### Task statement
Reproduce every line of the material below, but drop the pictures.

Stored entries
------
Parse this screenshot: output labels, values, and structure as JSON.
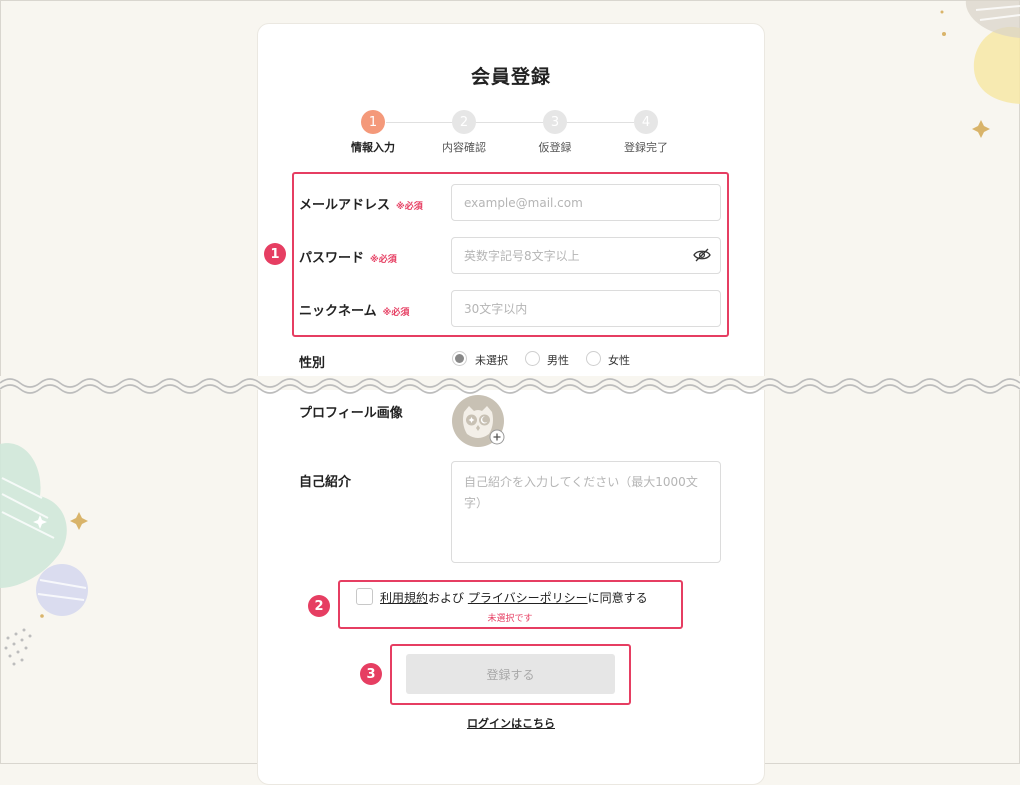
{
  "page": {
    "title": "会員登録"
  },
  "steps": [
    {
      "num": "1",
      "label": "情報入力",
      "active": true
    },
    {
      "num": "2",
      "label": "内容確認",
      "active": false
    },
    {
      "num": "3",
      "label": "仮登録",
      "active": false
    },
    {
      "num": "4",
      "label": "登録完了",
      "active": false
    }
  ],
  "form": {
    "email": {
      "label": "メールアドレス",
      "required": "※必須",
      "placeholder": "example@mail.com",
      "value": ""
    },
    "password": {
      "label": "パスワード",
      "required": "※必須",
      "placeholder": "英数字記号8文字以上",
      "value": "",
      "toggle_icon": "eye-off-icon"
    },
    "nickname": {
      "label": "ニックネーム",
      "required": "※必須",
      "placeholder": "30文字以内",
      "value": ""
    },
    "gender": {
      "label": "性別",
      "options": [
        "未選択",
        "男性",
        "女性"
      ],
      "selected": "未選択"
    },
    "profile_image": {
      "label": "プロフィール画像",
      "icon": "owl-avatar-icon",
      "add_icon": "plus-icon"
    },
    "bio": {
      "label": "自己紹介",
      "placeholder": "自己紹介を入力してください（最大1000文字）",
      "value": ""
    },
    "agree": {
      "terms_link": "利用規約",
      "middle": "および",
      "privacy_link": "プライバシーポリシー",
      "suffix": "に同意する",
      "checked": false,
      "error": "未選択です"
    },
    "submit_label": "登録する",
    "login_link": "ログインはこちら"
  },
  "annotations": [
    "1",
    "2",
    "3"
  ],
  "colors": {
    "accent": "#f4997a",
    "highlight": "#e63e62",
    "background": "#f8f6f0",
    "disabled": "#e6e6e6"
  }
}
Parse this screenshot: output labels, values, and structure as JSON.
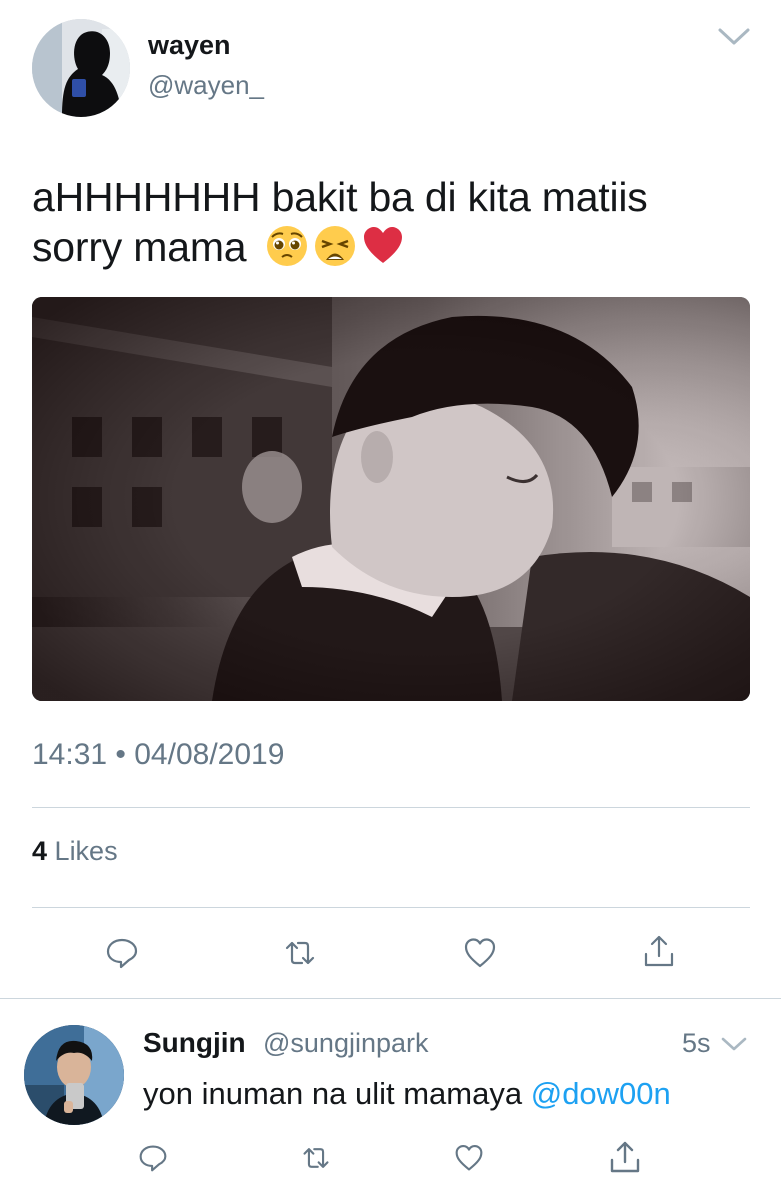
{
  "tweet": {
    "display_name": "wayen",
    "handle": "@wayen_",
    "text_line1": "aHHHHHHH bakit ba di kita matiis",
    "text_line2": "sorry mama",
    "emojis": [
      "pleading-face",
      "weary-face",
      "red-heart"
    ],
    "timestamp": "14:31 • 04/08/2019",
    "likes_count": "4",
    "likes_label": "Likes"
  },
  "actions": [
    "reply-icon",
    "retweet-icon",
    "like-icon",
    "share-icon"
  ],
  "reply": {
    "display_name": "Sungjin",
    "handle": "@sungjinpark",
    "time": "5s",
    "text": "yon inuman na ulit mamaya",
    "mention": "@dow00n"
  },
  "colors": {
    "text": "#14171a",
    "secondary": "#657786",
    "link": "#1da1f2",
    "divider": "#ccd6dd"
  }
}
------
### Problem solution
Parse this screenshot: output labels, values, and structure as JSON.
{
  "page": {
    "title": "会員登録"
  },
  "steps": [
    {
      "num": "1",
      "label": "情報入力",
      "active": true
    },
    {
      "num": "2",
      "label": "内容確認",
      "active": false
    },
    {
      "num": "3",
      "label": "仮登録",
      "active": false
    },
    {
      "num": "4",
      "label": "登録完了",
      "active": false
    }
  ],
  "form": {
    "email": {
      "label": "メールアドレス",
      "required": "※必須",
      "placeholder": "example@mail.com",
      "value": ""
    },
    "password": {
      "label": "パスワード",
      "required": "※必須",
      "placeholder": "英数字記号8文字以上",
      "value": "",
      "toggle_icon": "eye-off-icon"
    },
    "nickname": {
      "label": "ニックネーム",
      "required": "※必須",
      "placeholder": "30文字以内",
      "value": ""
    },
    "gender": {
      "label": "性別",
      "options": [
        "未選択",
        "男性",
        "女性"
      ],
      "selected": "未選択"
    },
    "profile_image": {
      "label": "プロフィール画像",
      "icon": "owl-avatar-icon",
      "add_icon": "plus-icon"
    },
    "bio": {
      "label": "自己紹介",
      "placeholder": "自己紹介を入力してください（最大1000文字）",
      "value": ""
    },
    "agree": {
      "terms_link": "利用規約",
      "middle": "および",
      "privacy_link": "プライバシーポリシー",
      "suffix": "に同意する",
      "checked": false,
      "error": "未選択です"
    },
    "submit_label": "登録する",
    "login_link": "ログインはこちら"
  },
  "annotations": [
    "1",
    "2",
    "3"
  ],
  "colors": {
    "accent": "#f4997a",
    "highlight": "#e63e62",
    "background": "#f8f6f0",
    "disabled": "#e6e6e6"
  }
}
Parse this screenshot: output labels, values, and structure as JSON.
{
  "tweet": {
    "display_name": "wayen",
    "handle": "@wayen_",
    "text_line1": "aHHHHHHH bakit ba di kita matiis",
    "text_line2": "sorry mama",
    "emojis": [
      "pleading-face",
      "weary-face",
      "red-heart"
    ],
    "timestamp": "14:31 • 04/08/2019",
    "likes_count": "4",
    "likes_label": "Likes"
  },
  "actions": [
    "reply-icon",
    "retweet-icon",
    "like-icon",
    "share-icon"
  ],
  "reply": {
    "display_name": "Sungjin",
    "handle": "@sungjinpark",
    "time": "5s",
    "text": "yon inuman na ulit mamaya",
    "mention": "@dow00n"
  },
  "colors": {
    "text": "#14171a",
    "secondary": "#657786",
    "link": "#1da1f2",
    "divider": "#ccd6dd"
  }
}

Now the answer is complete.